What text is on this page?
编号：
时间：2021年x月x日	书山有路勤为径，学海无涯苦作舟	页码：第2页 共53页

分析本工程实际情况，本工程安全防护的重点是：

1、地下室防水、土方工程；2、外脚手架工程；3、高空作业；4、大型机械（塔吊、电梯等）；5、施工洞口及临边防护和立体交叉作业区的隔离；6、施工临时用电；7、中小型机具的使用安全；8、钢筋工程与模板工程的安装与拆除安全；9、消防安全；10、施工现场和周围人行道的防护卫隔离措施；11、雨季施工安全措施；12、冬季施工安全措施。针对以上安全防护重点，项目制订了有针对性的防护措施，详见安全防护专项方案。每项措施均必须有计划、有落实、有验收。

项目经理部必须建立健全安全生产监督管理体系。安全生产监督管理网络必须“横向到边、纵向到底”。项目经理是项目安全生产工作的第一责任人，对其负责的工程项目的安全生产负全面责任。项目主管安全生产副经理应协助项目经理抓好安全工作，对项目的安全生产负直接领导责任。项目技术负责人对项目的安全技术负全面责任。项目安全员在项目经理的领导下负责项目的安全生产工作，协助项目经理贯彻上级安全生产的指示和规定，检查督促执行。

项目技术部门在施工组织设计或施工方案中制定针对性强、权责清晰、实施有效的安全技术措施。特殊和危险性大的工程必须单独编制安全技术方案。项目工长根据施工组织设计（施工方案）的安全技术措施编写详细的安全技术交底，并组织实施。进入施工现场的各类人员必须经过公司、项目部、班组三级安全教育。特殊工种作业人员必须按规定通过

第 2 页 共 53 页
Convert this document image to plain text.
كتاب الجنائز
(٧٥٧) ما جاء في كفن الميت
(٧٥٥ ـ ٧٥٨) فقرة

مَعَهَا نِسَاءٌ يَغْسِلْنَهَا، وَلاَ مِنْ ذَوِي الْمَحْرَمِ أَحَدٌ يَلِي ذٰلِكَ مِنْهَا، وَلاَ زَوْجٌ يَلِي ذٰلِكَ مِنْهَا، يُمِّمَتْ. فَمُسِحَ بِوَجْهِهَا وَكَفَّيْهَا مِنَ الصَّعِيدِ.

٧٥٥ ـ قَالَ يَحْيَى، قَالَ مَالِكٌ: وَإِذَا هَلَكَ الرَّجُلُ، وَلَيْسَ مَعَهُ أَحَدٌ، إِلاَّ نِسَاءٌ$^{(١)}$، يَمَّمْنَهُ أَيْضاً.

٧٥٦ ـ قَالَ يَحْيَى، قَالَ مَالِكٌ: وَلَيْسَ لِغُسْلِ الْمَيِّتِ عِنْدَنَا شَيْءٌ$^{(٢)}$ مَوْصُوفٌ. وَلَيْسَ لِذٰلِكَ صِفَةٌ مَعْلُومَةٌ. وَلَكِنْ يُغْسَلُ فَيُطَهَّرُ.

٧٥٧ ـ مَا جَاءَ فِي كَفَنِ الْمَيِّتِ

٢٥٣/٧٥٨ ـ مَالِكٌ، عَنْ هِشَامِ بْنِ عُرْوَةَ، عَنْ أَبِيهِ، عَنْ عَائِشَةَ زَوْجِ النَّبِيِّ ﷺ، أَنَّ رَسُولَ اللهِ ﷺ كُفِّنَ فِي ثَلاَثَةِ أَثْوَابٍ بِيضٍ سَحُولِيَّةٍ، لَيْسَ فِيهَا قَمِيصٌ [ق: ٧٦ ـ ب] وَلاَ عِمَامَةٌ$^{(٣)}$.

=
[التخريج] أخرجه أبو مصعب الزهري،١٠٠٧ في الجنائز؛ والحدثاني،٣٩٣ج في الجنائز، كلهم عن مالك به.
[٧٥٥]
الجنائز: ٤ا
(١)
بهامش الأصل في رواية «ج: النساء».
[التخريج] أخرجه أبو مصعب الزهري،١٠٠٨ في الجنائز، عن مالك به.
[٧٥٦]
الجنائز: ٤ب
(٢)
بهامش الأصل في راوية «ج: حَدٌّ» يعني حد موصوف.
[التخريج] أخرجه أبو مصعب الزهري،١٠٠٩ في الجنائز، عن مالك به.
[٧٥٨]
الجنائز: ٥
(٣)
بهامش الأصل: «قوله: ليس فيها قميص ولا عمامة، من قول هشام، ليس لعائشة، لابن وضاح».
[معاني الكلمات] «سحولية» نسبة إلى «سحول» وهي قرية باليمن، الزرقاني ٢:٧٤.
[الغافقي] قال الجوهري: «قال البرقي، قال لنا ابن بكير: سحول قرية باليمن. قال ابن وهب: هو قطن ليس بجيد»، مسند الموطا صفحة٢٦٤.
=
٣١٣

· · · · · · ·

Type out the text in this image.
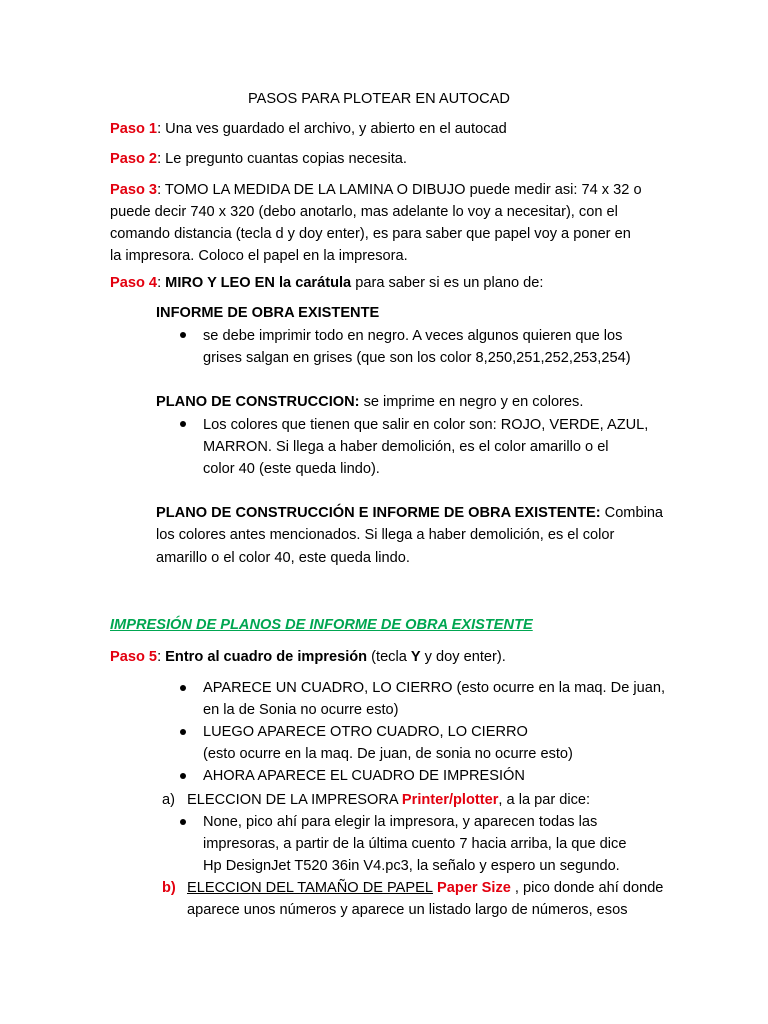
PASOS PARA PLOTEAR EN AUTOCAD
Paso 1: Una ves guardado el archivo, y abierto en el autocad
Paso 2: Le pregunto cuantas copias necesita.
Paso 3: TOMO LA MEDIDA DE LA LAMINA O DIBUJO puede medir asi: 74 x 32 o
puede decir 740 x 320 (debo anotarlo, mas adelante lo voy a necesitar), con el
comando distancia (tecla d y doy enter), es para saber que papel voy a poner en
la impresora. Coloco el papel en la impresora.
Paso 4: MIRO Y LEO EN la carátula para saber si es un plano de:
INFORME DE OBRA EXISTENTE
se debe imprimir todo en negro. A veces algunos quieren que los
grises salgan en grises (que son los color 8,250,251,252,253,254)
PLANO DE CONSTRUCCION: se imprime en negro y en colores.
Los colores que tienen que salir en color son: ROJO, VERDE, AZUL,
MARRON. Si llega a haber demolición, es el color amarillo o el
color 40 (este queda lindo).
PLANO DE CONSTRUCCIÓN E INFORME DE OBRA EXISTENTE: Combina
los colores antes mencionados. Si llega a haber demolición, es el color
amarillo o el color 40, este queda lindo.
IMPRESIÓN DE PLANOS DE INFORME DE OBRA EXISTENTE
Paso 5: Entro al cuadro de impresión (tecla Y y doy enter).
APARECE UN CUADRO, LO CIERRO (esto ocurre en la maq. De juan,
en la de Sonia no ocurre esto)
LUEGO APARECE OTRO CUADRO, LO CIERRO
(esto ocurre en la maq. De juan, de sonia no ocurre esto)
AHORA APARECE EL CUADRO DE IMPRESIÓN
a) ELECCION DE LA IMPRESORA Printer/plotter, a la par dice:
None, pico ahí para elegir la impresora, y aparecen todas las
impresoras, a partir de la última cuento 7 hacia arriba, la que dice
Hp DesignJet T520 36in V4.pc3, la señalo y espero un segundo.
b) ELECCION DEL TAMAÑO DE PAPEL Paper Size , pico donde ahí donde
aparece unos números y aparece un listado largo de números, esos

· · · · · · ·

▶ **GOAL OF THE EXERCISE**
Copy out each line of the listing that holds "الأصل".

▶ **COMPLETE OUTPUT**
بهامش الأصل في رواية «ج: النساء».
بهامش الأصل في راوية «ج: حَدٌّ» يعني حد موصوف.
بهامش الأصل: «قوله: ليس فيها قميص ولا عمامة، من قول هشام، ليس لعائشة، لابن وضاح».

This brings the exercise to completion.